## Stated task
Check every line for the word "inspiring" and state how many lines have it. Reply with the number alone.

(Stored data entries)
::::
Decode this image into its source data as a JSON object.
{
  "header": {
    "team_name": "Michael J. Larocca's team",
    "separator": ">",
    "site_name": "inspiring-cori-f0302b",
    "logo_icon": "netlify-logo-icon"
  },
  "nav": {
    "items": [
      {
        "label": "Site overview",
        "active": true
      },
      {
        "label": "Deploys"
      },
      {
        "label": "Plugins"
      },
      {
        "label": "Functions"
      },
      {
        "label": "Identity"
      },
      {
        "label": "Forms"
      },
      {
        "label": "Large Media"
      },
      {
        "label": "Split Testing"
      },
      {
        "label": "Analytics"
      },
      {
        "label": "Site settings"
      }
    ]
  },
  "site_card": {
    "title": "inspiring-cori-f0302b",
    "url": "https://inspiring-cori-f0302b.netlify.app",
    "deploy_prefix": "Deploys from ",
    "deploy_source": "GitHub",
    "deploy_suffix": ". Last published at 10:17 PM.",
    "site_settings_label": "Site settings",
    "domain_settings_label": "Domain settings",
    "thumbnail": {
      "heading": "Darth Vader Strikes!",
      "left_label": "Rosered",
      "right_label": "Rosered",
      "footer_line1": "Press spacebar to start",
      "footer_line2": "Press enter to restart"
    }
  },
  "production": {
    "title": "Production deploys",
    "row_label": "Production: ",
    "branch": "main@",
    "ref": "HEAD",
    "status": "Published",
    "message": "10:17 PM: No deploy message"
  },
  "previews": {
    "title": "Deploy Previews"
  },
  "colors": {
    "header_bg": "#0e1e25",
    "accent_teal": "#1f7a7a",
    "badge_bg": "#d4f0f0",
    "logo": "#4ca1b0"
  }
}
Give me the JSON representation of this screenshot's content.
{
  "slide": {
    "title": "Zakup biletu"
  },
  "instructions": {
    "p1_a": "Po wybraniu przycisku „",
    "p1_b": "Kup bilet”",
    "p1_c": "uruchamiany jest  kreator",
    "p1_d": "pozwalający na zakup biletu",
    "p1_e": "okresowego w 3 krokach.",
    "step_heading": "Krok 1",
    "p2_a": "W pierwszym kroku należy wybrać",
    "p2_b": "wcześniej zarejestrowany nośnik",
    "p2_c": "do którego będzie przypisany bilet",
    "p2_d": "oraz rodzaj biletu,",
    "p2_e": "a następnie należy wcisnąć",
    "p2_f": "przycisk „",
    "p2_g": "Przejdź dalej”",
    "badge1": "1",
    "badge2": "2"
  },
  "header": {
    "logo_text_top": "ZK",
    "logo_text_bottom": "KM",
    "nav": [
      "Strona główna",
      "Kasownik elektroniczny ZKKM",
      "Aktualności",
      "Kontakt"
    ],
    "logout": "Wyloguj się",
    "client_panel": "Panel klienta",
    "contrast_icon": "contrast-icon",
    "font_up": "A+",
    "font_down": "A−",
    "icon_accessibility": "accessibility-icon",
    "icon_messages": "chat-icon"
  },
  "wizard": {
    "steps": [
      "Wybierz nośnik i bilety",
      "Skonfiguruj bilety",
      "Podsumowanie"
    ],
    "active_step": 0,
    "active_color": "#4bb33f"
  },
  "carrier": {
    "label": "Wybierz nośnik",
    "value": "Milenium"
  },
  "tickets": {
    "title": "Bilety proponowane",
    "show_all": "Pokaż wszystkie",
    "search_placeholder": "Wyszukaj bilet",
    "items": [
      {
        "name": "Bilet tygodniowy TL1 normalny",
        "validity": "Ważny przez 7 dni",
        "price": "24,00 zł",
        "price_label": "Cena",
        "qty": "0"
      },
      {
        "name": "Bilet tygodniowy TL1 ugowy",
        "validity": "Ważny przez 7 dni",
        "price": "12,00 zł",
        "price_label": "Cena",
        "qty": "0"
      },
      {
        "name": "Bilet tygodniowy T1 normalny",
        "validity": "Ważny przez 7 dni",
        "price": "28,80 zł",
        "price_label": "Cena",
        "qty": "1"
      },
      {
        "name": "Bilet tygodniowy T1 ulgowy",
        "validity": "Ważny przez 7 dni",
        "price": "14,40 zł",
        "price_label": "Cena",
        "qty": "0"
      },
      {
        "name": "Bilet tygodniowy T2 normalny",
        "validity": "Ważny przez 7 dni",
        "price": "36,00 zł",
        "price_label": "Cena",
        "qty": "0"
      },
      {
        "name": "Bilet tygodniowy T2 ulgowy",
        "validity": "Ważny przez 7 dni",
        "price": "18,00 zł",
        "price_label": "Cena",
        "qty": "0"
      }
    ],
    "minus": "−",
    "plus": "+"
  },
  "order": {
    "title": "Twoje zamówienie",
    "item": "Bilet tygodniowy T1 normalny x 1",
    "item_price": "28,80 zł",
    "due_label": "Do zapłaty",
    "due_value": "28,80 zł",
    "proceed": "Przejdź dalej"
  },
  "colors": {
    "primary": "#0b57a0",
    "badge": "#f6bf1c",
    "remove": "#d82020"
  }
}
::::
## Written solution
3